** start of READING PASSAGE **
The country’s second most senior Catholic cleric says the “smugness”
laid bare in the Anglo tapes jars with the desperate conditions many
victims of the economic collapse now suffer.
Archbishop
Diarmuid Martin said the recordings underlined the need for stronger
regulation and oversight of financial institutions to ensure they did
not abuse public trust again.
“Self-regulation works for saints,” he said.
He was speaking after a visit to the Capuchin Day Centre in Dublin where
Franciscans provide more than 750 meals daily to the city’s poor and
hand out 1,600 food parcels every week.
“The only comment I can make is, ‘think what I heard on the radio this
morning [about Anglo], think what I’ve seen here today’. They’re two
realities of Irish life — the smugness of some people and the total
insecurity and precariousness of the people here. Both of those are
linked.”
He said he had confidence in the Garda probe into activities at the bank
but cautioned that the complexities and burden of proof involved
presented challenges. He said any other inquiry should be focused on the
facts of what happened.
** end of READING PASSAGE **
** start of GIVEN ENTRIES **
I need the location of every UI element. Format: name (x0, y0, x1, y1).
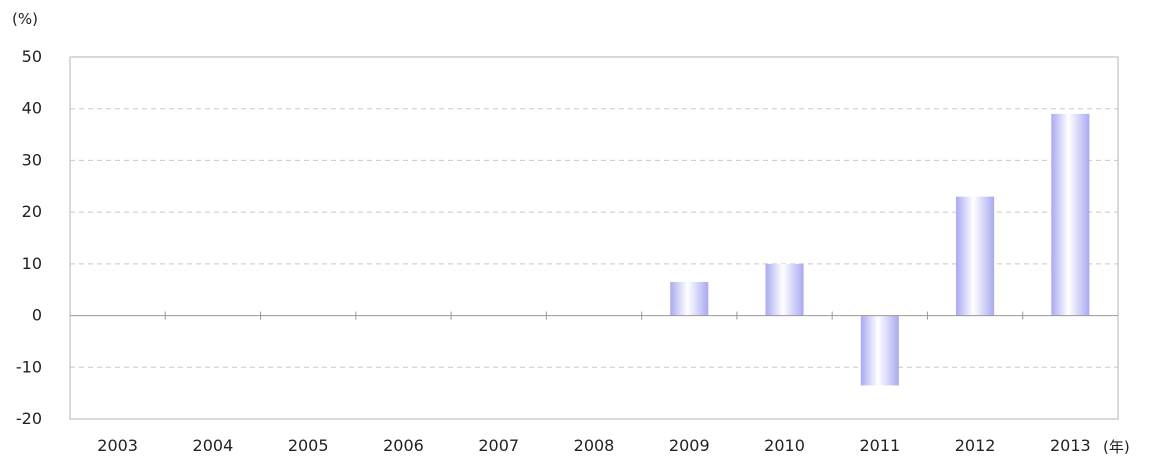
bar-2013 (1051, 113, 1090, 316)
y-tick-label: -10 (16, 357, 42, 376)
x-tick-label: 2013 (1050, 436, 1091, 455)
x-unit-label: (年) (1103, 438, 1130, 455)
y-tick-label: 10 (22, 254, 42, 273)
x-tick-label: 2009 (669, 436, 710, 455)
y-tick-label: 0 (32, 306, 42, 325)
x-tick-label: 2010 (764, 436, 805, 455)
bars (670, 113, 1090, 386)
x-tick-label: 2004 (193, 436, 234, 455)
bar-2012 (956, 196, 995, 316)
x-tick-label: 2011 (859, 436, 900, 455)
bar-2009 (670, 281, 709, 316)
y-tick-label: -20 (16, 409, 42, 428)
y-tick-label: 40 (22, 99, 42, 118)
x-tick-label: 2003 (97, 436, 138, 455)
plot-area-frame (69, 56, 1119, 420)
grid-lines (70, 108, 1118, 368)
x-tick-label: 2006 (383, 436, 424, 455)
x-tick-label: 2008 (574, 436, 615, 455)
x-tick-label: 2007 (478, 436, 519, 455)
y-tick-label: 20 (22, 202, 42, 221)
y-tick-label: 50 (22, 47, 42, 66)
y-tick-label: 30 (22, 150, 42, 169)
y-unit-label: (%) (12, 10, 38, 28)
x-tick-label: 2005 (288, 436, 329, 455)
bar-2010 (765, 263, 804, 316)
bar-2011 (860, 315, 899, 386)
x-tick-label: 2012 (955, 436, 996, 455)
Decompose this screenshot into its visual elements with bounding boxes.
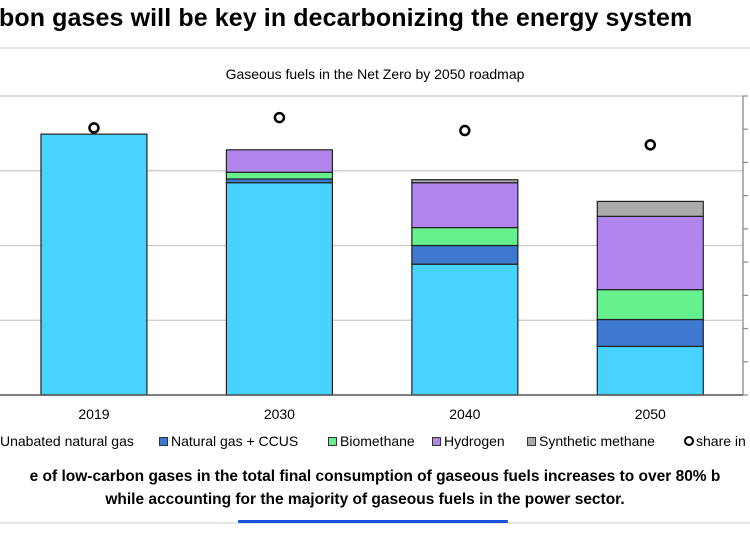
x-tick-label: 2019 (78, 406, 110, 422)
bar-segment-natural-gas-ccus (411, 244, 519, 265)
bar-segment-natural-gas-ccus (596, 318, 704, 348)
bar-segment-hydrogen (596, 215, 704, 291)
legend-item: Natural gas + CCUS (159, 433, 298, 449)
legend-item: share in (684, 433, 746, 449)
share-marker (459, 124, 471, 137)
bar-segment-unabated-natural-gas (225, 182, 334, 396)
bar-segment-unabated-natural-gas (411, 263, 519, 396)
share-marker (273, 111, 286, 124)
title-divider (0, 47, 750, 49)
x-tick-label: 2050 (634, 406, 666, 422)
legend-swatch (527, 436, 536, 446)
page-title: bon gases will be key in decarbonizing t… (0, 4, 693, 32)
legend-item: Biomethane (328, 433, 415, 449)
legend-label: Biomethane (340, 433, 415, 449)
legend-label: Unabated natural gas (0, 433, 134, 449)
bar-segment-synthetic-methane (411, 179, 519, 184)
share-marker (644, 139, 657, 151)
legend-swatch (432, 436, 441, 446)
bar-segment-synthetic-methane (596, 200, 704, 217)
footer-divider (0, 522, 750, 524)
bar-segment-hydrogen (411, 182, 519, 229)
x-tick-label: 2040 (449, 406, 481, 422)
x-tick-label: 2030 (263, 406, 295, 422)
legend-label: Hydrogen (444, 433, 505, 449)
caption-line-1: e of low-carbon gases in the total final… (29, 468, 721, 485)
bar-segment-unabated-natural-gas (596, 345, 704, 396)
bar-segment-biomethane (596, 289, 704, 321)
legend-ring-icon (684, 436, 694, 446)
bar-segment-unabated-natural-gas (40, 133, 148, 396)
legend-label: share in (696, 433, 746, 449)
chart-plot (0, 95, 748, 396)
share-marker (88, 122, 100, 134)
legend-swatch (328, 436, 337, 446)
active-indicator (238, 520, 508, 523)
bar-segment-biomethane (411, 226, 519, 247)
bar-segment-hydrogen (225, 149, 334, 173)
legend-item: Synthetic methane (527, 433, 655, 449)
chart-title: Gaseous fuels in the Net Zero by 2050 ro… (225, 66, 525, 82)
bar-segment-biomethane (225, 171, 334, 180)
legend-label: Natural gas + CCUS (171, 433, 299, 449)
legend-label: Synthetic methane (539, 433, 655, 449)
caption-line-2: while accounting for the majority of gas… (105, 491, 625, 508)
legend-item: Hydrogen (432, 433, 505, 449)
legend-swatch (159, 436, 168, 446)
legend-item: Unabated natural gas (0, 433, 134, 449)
** end of GIVEN ENTRIES **
** start of GIVEN ENTRIES **
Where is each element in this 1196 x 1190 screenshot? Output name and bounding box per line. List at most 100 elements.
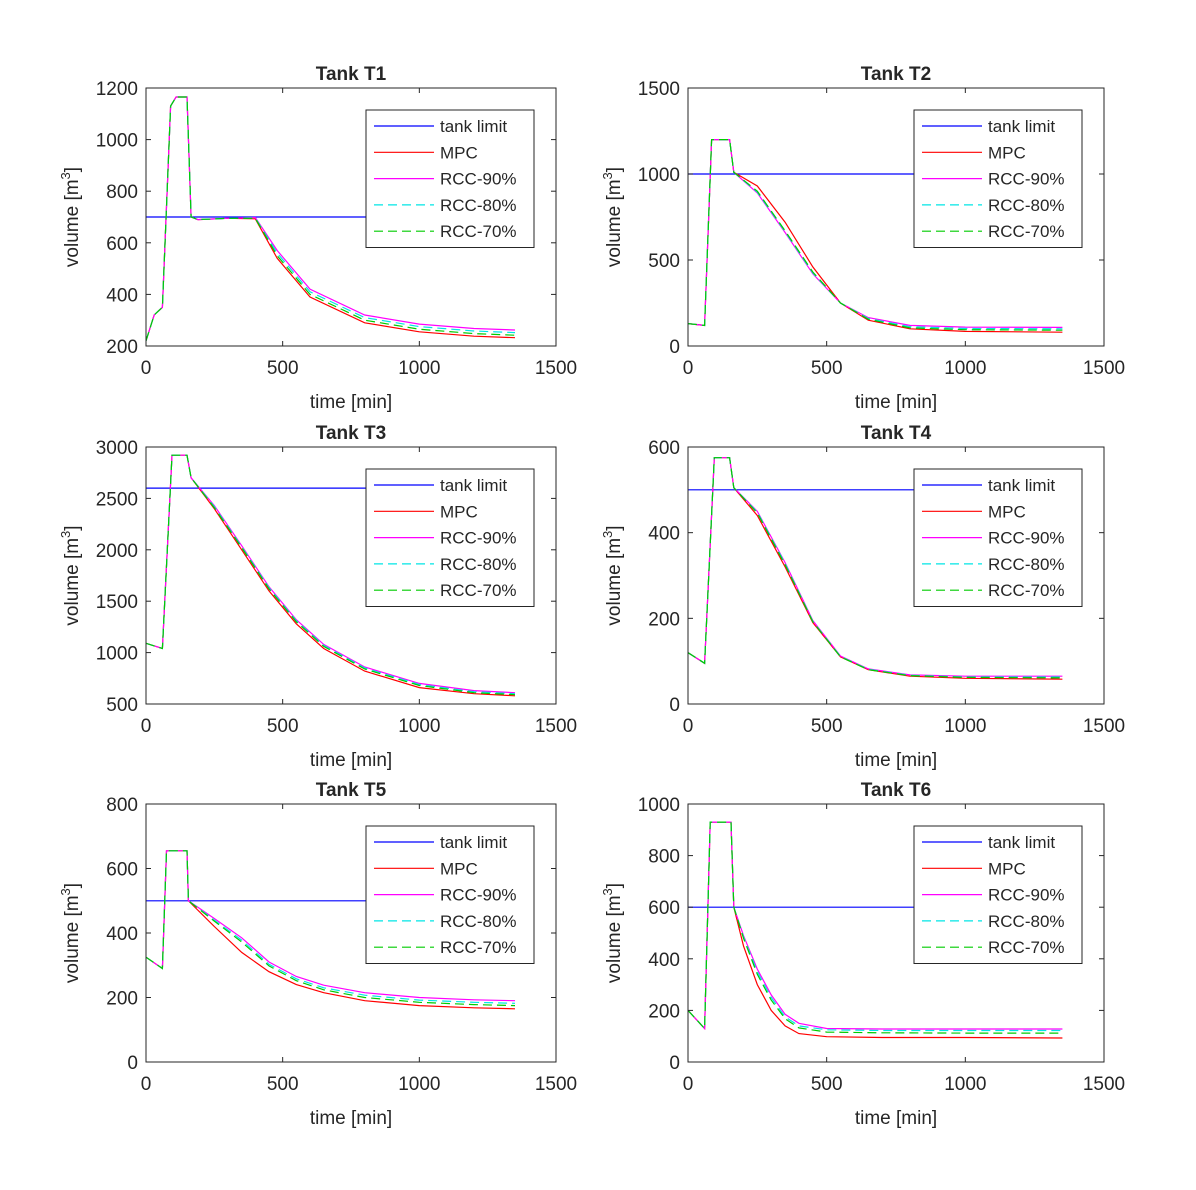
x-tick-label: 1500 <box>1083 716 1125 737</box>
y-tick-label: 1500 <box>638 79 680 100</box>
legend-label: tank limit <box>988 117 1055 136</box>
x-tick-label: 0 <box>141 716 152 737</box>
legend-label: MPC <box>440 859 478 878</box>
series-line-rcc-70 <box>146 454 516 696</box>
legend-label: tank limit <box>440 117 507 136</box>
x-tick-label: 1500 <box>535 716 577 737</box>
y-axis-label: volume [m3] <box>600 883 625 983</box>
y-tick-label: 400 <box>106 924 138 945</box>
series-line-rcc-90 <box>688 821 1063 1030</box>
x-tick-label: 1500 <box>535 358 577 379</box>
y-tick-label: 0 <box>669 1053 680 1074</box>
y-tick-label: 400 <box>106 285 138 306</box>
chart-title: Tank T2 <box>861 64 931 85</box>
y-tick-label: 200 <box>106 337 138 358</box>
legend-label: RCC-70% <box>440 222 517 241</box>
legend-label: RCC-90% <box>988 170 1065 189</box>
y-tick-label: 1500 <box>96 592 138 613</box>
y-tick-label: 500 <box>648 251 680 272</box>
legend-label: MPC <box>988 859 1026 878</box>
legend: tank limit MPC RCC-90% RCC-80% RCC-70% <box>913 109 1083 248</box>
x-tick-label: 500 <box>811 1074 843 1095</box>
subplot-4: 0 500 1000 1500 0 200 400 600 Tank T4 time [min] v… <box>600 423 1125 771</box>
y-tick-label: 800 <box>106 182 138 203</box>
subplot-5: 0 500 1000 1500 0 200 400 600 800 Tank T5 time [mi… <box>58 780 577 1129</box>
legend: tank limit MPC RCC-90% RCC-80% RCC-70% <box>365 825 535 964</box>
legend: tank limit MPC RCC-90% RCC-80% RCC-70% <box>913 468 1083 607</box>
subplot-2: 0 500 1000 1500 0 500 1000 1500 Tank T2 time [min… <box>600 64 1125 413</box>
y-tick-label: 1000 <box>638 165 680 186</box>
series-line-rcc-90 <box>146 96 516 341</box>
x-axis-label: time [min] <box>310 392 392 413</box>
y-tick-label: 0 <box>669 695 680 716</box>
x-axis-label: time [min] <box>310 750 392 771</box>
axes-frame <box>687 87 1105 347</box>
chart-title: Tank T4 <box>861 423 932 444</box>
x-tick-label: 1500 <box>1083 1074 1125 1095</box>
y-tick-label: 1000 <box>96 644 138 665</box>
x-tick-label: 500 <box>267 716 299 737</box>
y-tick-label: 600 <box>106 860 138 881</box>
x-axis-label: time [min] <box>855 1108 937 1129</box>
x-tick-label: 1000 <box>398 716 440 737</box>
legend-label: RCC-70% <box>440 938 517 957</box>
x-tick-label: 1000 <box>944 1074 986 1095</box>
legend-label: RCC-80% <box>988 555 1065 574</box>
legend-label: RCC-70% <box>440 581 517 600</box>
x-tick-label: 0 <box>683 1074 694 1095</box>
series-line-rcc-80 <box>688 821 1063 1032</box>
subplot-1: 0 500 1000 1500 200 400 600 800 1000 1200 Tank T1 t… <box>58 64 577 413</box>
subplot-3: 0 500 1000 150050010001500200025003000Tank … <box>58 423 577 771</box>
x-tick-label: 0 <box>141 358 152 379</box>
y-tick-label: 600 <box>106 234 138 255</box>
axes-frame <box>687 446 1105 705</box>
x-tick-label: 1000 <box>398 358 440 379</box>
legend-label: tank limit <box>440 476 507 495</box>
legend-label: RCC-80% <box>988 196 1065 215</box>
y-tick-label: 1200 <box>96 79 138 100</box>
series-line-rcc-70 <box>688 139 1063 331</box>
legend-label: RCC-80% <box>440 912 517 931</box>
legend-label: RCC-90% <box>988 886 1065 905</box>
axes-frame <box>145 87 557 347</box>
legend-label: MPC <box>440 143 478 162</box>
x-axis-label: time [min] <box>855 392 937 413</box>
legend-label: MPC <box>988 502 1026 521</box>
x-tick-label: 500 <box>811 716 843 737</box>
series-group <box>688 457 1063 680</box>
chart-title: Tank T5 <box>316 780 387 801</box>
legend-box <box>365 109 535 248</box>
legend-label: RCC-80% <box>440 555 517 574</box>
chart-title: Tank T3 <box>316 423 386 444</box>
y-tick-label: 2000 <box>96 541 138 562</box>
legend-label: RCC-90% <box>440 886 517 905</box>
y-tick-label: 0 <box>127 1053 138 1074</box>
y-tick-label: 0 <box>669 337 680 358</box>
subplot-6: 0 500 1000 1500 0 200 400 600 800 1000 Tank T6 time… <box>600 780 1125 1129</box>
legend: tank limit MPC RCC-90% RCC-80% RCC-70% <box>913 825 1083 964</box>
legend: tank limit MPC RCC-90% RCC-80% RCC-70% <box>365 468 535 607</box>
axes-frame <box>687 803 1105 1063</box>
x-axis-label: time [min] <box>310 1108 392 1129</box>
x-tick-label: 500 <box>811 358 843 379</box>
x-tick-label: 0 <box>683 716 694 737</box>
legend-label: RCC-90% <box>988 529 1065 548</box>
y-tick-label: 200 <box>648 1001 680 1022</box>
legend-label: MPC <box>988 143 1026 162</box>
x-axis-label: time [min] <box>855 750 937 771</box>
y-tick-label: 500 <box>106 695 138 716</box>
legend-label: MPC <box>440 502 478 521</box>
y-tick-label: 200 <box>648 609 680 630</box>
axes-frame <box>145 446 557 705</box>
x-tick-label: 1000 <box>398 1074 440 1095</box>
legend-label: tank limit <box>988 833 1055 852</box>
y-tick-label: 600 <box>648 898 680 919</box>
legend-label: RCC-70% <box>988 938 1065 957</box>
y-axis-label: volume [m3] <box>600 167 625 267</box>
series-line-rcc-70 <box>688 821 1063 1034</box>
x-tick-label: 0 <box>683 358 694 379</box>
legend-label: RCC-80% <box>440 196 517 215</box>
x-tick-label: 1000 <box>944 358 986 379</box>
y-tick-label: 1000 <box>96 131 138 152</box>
** end of GIVEN ENTRIES **
GIVEN TASK 1: From the article about the Anglo tapes above, retype the passage between "The country’s second" and "collapse now suffer.", inclusive.
GIVEN TASK 2: Turn the paragraph of the Anglo tapes article that begins "He said he had confidence" into a short bulleted list that keeps its main facts.
GIVEN TASK 3: According to the article about the Anglo tapes, how many food parcels does the Capuchin Day Centre hand out every week?

EXERCISE SOLUTION 1:
The country’s second most senior Catholic cleric says the “smugness”
laid bare in the Anglo tapes jars with the desperate conditions many
victims of the economic collapse now suffer.

EXERCISE SOLUTION 2:
- He had confidence in the Garda probe into activities at the bank.
- He cautioned that the complexities and burden of proof involved presented challenges.
- He said any other inquiry should focus on the facts of what happened.

EXERCISE SOLUTION 3: 1,600